Aim of the task
Render every line of the records below as a Markdown table with the columns "Row" and "Line", numbering rows in sequence and omitting blank lines.

Source material
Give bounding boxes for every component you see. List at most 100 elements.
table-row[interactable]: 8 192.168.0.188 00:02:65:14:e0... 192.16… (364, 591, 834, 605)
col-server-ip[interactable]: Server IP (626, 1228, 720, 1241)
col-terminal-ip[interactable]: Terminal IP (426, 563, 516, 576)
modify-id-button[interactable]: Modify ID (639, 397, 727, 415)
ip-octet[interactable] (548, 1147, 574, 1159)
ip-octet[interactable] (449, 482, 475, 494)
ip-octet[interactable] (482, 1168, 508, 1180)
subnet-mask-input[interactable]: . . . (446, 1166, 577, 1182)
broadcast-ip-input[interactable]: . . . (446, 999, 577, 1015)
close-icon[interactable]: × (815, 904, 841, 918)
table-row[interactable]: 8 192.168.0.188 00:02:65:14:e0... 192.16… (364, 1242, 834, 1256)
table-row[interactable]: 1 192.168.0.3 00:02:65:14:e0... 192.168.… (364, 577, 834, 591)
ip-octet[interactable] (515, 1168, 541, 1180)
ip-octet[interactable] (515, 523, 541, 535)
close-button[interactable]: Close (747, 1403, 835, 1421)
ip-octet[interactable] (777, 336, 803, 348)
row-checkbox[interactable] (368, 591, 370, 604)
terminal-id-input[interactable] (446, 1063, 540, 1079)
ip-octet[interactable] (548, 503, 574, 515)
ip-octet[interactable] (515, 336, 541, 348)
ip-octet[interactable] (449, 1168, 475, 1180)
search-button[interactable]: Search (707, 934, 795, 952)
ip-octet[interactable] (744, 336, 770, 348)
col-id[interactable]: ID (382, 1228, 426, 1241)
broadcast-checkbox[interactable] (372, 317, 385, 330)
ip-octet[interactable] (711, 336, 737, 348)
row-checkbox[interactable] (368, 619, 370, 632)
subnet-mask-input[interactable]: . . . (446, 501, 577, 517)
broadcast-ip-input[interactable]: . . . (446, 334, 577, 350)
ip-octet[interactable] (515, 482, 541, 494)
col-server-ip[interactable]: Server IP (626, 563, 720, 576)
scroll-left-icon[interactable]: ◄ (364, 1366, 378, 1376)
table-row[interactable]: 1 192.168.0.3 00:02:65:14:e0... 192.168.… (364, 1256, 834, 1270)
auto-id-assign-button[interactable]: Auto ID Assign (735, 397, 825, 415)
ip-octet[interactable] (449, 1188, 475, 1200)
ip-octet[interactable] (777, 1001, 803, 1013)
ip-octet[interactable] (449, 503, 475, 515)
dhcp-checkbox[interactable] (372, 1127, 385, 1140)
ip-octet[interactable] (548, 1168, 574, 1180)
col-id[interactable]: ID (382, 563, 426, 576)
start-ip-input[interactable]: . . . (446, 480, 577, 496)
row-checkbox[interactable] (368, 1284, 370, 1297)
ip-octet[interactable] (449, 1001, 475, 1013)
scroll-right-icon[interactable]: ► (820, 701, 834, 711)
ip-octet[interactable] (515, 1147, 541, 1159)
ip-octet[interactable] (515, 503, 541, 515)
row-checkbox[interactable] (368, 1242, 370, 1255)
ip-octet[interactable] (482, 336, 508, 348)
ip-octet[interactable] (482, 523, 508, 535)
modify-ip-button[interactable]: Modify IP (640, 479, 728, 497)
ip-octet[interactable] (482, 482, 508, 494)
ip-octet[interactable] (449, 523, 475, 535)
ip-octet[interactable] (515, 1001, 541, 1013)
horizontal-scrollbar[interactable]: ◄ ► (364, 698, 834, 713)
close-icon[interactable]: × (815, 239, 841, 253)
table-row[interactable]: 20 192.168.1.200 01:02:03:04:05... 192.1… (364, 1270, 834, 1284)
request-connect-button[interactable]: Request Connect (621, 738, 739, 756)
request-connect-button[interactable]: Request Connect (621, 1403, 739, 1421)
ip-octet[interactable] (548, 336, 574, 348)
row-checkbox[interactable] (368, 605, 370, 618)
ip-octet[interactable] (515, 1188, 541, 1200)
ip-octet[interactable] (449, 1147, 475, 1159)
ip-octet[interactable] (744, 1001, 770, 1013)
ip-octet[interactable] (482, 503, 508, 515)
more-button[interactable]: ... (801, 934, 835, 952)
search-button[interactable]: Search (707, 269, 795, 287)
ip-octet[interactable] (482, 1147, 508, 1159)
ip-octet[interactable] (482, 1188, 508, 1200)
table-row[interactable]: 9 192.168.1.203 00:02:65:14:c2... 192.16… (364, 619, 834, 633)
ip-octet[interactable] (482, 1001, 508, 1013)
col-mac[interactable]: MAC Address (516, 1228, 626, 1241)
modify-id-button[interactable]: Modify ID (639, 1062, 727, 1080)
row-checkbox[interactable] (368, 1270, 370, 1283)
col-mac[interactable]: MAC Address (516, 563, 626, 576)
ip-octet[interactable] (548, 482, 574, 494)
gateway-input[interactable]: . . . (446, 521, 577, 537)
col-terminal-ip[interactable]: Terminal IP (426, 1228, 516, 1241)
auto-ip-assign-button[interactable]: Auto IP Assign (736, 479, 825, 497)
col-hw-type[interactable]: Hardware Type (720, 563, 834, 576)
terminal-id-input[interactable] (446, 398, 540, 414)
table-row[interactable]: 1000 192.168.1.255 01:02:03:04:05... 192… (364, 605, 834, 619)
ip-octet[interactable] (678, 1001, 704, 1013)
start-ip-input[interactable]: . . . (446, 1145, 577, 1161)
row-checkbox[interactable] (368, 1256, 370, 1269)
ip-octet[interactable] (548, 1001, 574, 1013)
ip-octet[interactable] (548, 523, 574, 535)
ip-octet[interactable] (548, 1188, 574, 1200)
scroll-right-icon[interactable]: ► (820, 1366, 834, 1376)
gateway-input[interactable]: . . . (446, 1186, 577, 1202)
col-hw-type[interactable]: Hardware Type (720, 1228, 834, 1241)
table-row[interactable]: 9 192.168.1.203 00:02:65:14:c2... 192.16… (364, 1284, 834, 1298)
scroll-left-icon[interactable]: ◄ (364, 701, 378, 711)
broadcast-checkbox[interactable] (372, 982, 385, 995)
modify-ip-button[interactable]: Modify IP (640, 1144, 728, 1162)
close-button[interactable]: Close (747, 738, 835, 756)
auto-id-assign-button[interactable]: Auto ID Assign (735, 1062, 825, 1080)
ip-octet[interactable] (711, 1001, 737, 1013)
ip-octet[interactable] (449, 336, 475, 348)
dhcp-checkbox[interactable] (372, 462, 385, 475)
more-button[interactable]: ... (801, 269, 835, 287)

Finished answer
| Row | Line |
|---|---|
| 1 | Give bounding boxes for every component you see. List at most 100 elements. |
| 2 | table-row[interactable]: 8 192.168.0.188 00:02:65:14:e0... 192.16… (364, 591, 834, 605) |
| 3 | col-server-ip[interactable]: Server IP (626, 1228, 720, 1241) |
| 4 | col-terminal-ip[interactable]: Terminal IP (426, 563, 516, 576) |
| 5 | modify-id-button[interactable]: Modify ID (639, 397, 727, 415) |
| 6 | ip-octet[interactable] (548, 1147, 574, 1159) |
| 7 | ip-octet[interactable] (449, 482, 475, 494) |
| 8 | ip-octet[interactable] (482, 1168, 508, 1180) |
| 9 | subnet-mask-input[interactable]: . . . (446, 1166, 577, 1182) |
| 10 | broadcast-ip-input[interactable]: . . . (446, 999, 577, 1015) |
| 11 | close-icon[interactable]: × (815, 904, 841, 918) |
| 12 | table-row[interactable]: 8 192.168.0.188 00:02:65:14:e0... 192.16… (364, 1242, 834, 1256) |
| 13 | table-row[interactable]: 1 192.168.0.3 00:02:65:14:e0... 192.168.… (364, 577, 834, 591) |
| 14 | ip-octet[interactable] (515, 1168, 541, 1180) |
| 15 | ip-octet[interactable] (515, 523, 541, 535) |
| 16 | close-button[interactable]: Close (747, 1403, 835, 1421) |
| 17 | ip-octet[interactable] (777, 336, 803, 348) |
| 18 | row-checkbox[interactable] (368, 591, 370, 604) |
| 19 | terminal-id-input[interactable] (446, 1063, 540, 1079) |
| 20 | ip-octet[interactable] (548, 503, 574, 515) |
| 21 | ip-octet[interactable] (515, 336, 541, 348) |
| 22 | ip-octet[interactable] (449, 1168, 475, 1180) |
| 23 | search-button[interactable]: Search (707, 934, 795, 952) |
| 24 | ip-octet[interactable] (744, 336, 770, 348) |
| 25 | col-id[interactable]: ID (382, 1228, 426, 1241) |
| 26 | broadcast-checkbox[interactable] (372, 317, 385, 330) |
| 27 | ip-octet[interactable] (711, 336, 737, 348) |
| 28 | row-checkbox[interactable] (368, 619, 370, 632) |
| 29 | subnet-mask-input[interactable]: . . . (446, 501, 577, 517) |
| 30 | broadcast-ip-input[interactable]: . . . (446, 334, 577, 350) |
| 31 | ip-octet[interactable] (515, 482, 541, 494) |
| 32 | col-server-ip[interactable]: Server IP (626, 563, 720, 576) |
| 33 | scroll-left-icon[interactable]: ◄ (364, 1366, 378, 1376) |
| 34 | table-row[interactable]: 1 192.168.0.3 00:02:65:14:e0... 192.168.… (364, 1256, 834, 1270) |
| 35 | auto-id-assign-button[interactable]: Auto ID Assign (735, 397, 825, 415) |
| 36 | ip-octet[interactable] (449, 1188, 475, 1200) |
| 37 | ip-octet[interactable] (777, 1001, 803, 1013) |
| 38 | ip-octet[interactable] (449, 503, 475, 515) |
| 39 | dhcp-checkbox[interactable] (372, 1127, 385, 1140) |
| 40 | ip-octet[interactable] (548, 1168, 574, 1180) |
| 41 | col-id[interactable]: ID (382, 563, 426, 576) |
| 42 | start-ip-input[interactable]: . . . (446, 480, 577, 496) |
| 43 | row-checkbox[interactable] (368, 1284, 370, 1297) |
| 44 | ip-octet[interactable] (449, 1001, 475, 1013) |
| 45 | scroll-right-icon[interactable]: ► (820, 701, 834, 711) |
| 46 | ip-octet[interactable] (515, 1147, 541, 1159) |
| 47 | ip-octet[interactable] (515, 503, 541, 515) |
| 48 | row-checkbox[interactable] (368, 1242, 370, 1255) |
| 49 | ip-octet[interactable] (482, 336, 508, 348) |
| 50 | ip-octet[interactable] (482, 523, 508, 535) |
| 51 | modify-ip-button[interactable]: Modify IP (640, 479, 728, 497) |
| 52 | ip-octet[interactable] (482, 482, 508, 494) |
| 53 | ip-octet[interactable] (449, 523, 475, 535) |
| 54 | ip-octet[interactable] (515, 1001, 541, 1013) |
| 55 | horizontal-scrollbar[interactable]: ◄ ► (364, 698, 834, 713) |
| 56 | close-icon[interactable]: × (815, 239, 841, 253) |
| 57 | table-row[interactable]: 20 192.168.1.200 01:02:03:04:05... 192.1… (364, 1270, 834, 1284) |
| 58 | request-connect-button[interactable]: Request Connect (621, 738, 739, 756) |
| 59 | request-connect-button[interactable]: Request Connect (621, 1403, 739, 1421) |
| 60 | ip-octet[interactable] (548, 336, 574, 348) |
| 61 | row-checkbox[interactable] (368, 605, 370, 618) |
| 62 | ip-octet[interactable] (515, 1188, 541, 1200) |
| 63 | ip-octet[interactable] (449, 1147, 475, 1159) |
| 64 | ip-octet[interactable] (744, 1001, 770, 1013) |
| 65 | ip-octet[interactable] (482, 503, 508, 515) |
| 66 | more-button[interactable]: ... (801, 934, 835, 952) |
| 67 | search-button[interactable]: Search (707, 269, 795, 287) |
| 68 | ip-octet[interactable] (482, 1147, 508, 1159) |
| 69 | ip-octet[interactable] (482, 1188, 508, 1200) |
| 70 | table-row[interactable]: 9 192.168.1.203 00:02:65:14:c2... 192.16… (364, 619, 834, 633) |
| 71 | ip-octet[interactable] (482, 1001, 508, 1013) |
| 72 | col-mac[interactable]: MAC Address (516, 1228, 626, 1241) |
| 73 | modify-id-button[interactable]: Modify ID (639, 1062, 727, 1080) |
| 74 | row-checkbox[interactable] (368, 1270, 370, 1283) |
| 75 | col-mac[interactable]: MAC Address (516, 563, 626, 576) |
| 76 | ip-octet[interactable] (548, 482, 574, 494) |
| 77 | gateway-input[interactable]: . . . (446, 521, 577, 537) |
| 78 | col-terminal-ip[interactable]: Terminal IP (426, 1228, 516, 1241) |
| 79 | auto-ip-assign-button[interactable]: Auto IP Assign (736, 479, 825, 497) |
| 80 | col-hw-type[interactable]: Hardware Type (720, 563, 834, 576) |
| 81 | terminal-id-input[interactable] (446, 398, 540, 414) |
| 82 | table-row[interactable]: 1000 192.168.1.255 01:02:03:04:05... 192… (364, 605, 834, 619) |
| 83 | ip-octet[interactable] (678, 1001, 704, 1013) |
| 84 | start-ip-input[interactable]: . . . (446, 1145, 577, 1161) |
| 85 | row-checkbox[interactable] (368, 1256, 370, 1269) |
| 86 | ip-octet[interactable] (548, 1001, 574, 1013) |
| 87 | ip-octet[interactable] (548, 523, 574, 535) |
| 88 | ip-octet[interactable] (548, 1188, 574, 1200) |
| 89 | scroll-right-icon[interactable]: ► (820, 1366, 834, 1376) |
| 90 | gateway-input[interactable]: . . . (446, 1186, 577, 1202) |
| 91 | col-hw-type[interactable]: Hardware Type (720, 1228, 834, 1241) |
| 92 | table-row[interactable]: 9 192.168.1.203 00:02:65:14:c2... 192.16… (364, 1284, 834, 1298) |
| 93 | scroll-left-icon[interactable]: ◄ (364, 701, 378, 711) |
| 94 | broadcast-checkbox[interactable] (372, 982, 385, 995) |
| 95 | modify-ip-button[interactable]: Modify IP (640, 1144, 728, 1162) |
| 96 | close-button[interactable]: Close (747, 738, 835, 756) |
| 97 | auto-id-assign-button[interactable]: Auto ID Assign (735, 1062, 825, 1080) |
| 98 | ip-octet[interactable] (711, 1001, 737, 1013) |
| 99 | ip-octet[interactable] (449, 336, 475, 348) |
| 100 | dhcp-checkbox[interactable] (372, 462, 385, 475) |
| 101 | more-button[interactable]: ... (801, 269, 835, 287) |